## Objective
Skip the pictures and quote all of the lines exactly.

==== Material for this task ====

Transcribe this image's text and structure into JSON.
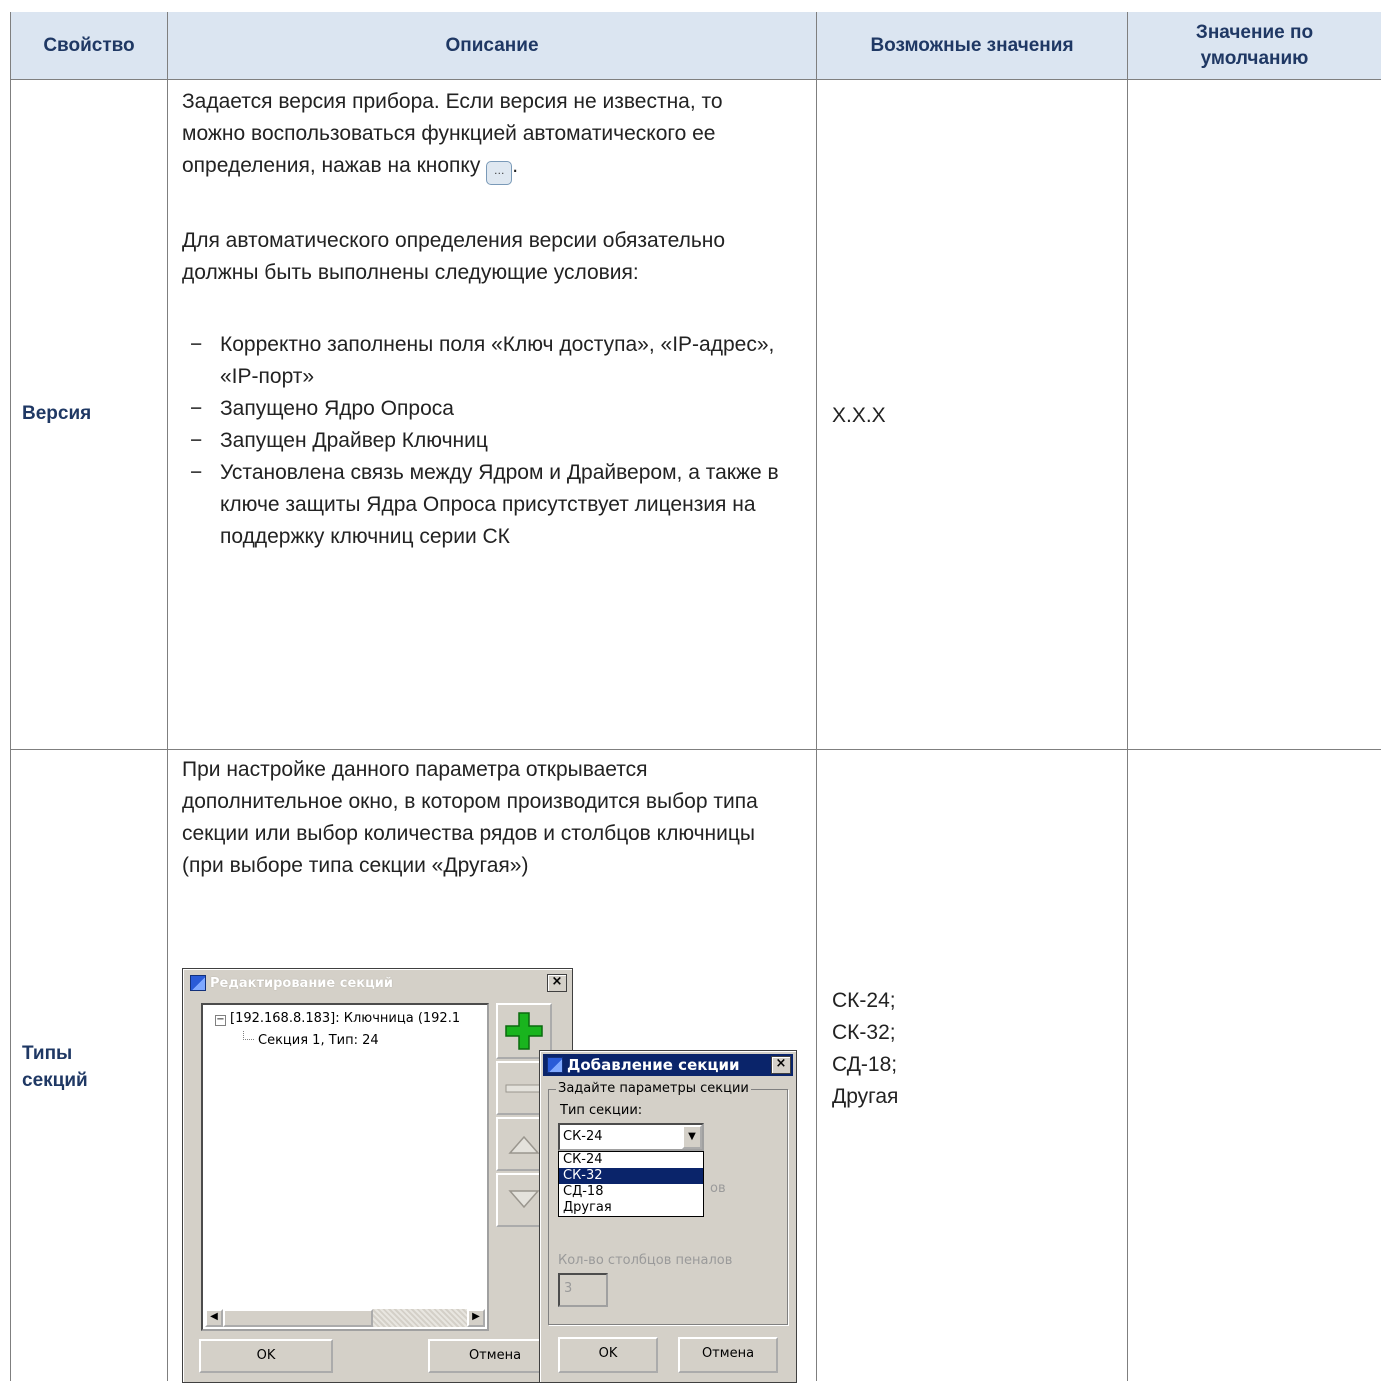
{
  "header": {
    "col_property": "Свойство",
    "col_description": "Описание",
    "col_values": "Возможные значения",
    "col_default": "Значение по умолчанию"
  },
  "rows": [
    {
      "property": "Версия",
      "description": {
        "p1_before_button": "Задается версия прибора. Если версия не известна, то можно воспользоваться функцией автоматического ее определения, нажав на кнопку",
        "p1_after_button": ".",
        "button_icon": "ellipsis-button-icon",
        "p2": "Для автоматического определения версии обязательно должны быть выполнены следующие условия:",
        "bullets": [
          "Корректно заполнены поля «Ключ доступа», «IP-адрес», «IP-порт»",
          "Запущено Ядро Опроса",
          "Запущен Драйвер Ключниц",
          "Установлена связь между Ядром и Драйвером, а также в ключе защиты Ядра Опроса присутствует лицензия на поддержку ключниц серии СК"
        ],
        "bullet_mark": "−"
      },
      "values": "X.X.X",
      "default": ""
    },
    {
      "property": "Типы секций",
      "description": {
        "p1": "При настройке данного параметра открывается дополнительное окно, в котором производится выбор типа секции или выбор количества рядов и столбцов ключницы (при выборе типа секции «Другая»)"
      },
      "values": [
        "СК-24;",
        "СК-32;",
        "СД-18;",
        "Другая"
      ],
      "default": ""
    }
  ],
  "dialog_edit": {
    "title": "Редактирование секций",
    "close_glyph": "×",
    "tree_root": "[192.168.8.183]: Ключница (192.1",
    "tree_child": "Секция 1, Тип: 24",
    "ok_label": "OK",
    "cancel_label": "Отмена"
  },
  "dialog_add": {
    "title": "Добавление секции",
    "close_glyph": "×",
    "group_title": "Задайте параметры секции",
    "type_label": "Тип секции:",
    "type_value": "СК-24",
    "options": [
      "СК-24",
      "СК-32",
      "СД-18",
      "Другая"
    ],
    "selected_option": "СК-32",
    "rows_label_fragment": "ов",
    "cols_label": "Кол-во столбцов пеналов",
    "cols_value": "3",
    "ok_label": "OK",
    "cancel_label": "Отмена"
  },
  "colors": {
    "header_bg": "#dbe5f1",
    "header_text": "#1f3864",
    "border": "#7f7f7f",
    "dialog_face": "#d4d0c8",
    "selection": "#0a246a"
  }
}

====

## Output for this task
Transcribe this image's text and structure into JSON.
{
  "header": {
    "col_property": "Свойство",
    "col_description": "Описание",
    "col_values": "Возможные значения",
    "col_default": "Значение по умолчанию"
  },
  "rows": [
    {
      "property": "Версия",
      "description": {
        "p1_before_button": "Задается версия прибора. Если версия не известна, то можно воспользоваться функцией автоматического ее определения, нажав на кнопку",
        "p1_after_button": ".",
        "button_icon": "ellipsis-button-icon",
        "p2": "Для автоматического определения версии обязательно должны быть выполнены следующие условия:",
        "bullets": [
          "Корректно заполнены поля «Ключ доступа», «IP-адрес», «IP-порт»",
          "Запущено Ядро Опроса",
          "Запущен Драйвер Ключниц",
          "Установлена связь между Ядром и Драйвером, а также в ключе защиты Ядра Опроса присутствует лицензия на поддержку ключниц серии СК"
        ],
        "bullet_mark": "−"
      },
      "values": "X.X.X",
      "default": ""
    },
    {
      "property": "Типы секций",
      "description": {
        "p1": "При настройке данного параметра открывается дополнительное окно, в котором производится выбор типа секции или выбор количества рядов и столбцов ключницы (при выборе типа секции «Другая»)"
      },
      "values": [
        "СК-24;",
        "СК-32;",
        "СД-18;",
        "Другая"
      ],
      "default": ""
    }
  ],
  "dialog_edit": {
    "title": "Редактирование секций",
    "close_glyph": "×",
    "tree_root": "[192.168.8.183]: Ключница (192.1",
    "tree_child": "Секция 1, Тип: 24",
    "ok_label": "OK",
    "cancel_label": "Отмена"
  },
  "dialog_add": {
    "title": "Добавление секции",
    "close_glyph": "×",
    "group_title": "Задайте параметры секции",
    "type_label": "Тип секции:",
    "type_value": "СК-24",
    "options": [
      "СК-24",
      "СК-32",
      "СД-18",
      "Другая"
    ],
    "selected_option": "СК-32",
    "rows_label_fragment": "ов",
    "cols_label": "Кол-во столбцов пеналов",
    "cols_value": "3",
    "ok_label": "OK",
    "cancel_label": "Отмена"
  },
  "colors": {
    "header_bg": "#dbe5f1",
    "header_text": "#1f3864",
    "border": "#7f7f7f",
    "dialog_face": "#d4d0c8",
    "selection": "#0a246a"
  }
}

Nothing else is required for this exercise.